TASK GOAL >> From the SageMaker estimator post below, extract verbatim the passage that opens with the words containing "from sagemaker.pytorch.estimator import" and closes with "estimator.fit()".

I am using the Sagemaker Pytorch Estimator based on a custom docker image stored in AWS ECR.
from sagemaker.pytorch.estimator import PyTorch
role = "arn:..."
estimator = PyTorch(
image_uri="1...ecr...amazonaws.com/...:prototype",
git_config={"repo": "https://github.com/celsofranssa/LightningPrototype.git", "branch": "sagemaker"},
entry_point="main.py",
role=role,
region="us-...",
instance_type="local", # ml.g4dn.2xlarge
instance_count=1,
volume_size=225,
hyperparameters=hparams
)
estimator.fit()
Sagemaker correctly clones the sources from GitHub and performs the checkout into the specified branch.
The Bug:
However, it only copies the main.py
to /opt/ml/code
inside the container instead of the holy-cloned source code, which causing ModuleNotFoundError: No module named 'source'
:
Traceback (most recent call last):
2y9byzwyxr-algo-1-reuoy | File "/opt/ml/code/main.py", line 15, in <module>
2y9byzwyxr-algo-1-reuoy | from source.helper.EvalHelper import EvalHelper
2y9byzwyxr-algo-1-reuoy | ModuleNotFoundError: No module named 'source'
Logging the /opt/ml/code
content only shows the main.py
:
print(f"Content: {os.listdir(os.getcwd())}")
['main.py']

INFORMATION GIVEN >>
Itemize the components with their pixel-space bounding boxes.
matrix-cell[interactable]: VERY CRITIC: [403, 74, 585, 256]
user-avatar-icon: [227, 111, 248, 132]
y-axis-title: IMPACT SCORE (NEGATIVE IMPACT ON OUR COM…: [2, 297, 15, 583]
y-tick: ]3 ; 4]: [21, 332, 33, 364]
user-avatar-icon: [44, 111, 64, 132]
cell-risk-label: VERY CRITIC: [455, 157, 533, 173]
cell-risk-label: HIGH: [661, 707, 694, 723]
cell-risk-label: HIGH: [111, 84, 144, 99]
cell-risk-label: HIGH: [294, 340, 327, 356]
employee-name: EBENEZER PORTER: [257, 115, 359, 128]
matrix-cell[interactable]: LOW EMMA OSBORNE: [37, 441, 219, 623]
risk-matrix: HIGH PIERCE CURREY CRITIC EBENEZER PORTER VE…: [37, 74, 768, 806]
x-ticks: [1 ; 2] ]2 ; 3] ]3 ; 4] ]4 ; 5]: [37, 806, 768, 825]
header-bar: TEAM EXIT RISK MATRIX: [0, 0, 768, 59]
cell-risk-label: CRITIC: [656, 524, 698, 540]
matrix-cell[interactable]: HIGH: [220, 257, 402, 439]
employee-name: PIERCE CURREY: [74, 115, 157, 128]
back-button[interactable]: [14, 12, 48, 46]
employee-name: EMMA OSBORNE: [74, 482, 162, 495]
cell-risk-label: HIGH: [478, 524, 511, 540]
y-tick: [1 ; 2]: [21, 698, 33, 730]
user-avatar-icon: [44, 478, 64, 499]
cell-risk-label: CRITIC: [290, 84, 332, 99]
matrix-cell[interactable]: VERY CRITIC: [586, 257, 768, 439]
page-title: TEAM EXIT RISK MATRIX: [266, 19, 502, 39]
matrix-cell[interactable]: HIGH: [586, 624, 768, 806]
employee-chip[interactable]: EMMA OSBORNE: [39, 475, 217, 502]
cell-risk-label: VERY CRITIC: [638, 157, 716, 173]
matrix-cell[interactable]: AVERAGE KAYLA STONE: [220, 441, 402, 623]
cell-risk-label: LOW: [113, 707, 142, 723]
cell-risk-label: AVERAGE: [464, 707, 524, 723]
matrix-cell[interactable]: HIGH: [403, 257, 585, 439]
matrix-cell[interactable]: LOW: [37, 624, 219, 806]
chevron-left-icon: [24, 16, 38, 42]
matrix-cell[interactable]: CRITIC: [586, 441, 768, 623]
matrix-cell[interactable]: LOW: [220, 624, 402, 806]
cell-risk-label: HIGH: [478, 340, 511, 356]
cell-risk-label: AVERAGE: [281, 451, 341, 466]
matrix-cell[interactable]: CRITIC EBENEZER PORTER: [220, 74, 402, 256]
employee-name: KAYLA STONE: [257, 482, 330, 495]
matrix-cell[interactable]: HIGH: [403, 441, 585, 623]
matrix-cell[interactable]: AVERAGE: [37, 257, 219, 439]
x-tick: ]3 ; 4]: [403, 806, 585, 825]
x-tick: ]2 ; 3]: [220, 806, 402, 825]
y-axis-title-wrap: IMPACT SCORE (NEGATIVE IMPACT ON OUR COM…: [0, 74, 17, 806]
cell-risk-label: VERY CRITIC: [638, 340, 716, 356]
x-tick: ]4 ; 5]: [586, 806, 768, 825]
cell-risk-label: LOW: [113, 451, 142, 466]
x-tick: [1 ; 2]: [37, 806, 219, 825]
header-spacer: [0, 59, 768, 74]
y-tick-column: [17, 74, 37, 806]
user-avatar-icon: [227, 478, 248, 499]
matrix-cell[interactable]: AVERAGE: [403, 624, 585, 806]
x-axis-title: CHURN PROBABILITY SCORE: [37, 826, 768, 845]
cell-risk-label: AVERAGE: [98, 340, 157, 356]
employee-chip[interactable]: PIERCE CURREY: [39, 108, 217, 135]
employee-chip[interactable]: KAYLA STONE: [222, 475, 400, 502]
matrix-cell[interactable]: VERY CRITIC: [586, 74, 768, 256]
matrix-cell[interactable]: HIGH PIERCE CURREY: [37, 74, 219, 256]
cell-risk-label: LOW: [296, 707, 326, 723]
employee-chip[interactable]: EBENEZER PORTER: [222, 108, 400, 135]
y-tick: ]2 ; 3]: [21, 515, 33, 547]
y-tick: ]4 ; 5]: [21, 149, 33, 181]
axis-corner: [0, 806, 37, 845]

RESPONSE TO THE EXERCISE >>
from sagemaker.pytorch.estimator import PyTorch
role = "arn:..."
estimator = PyTorch(
image_uri="1...ecr...amazonaws.com/...:prototype",
git_config={"repo": "https://github.com/celsofranssa/LightningPrototype.git", "branch": "sagemaker"},
entry_point="main.py",
role=role,
region="us-...",
instance_type="local", # ml.g4dn.2xlarge
instance_count=1,
volume_size=225,
hyperparameters=hparams
)
estimator.fit()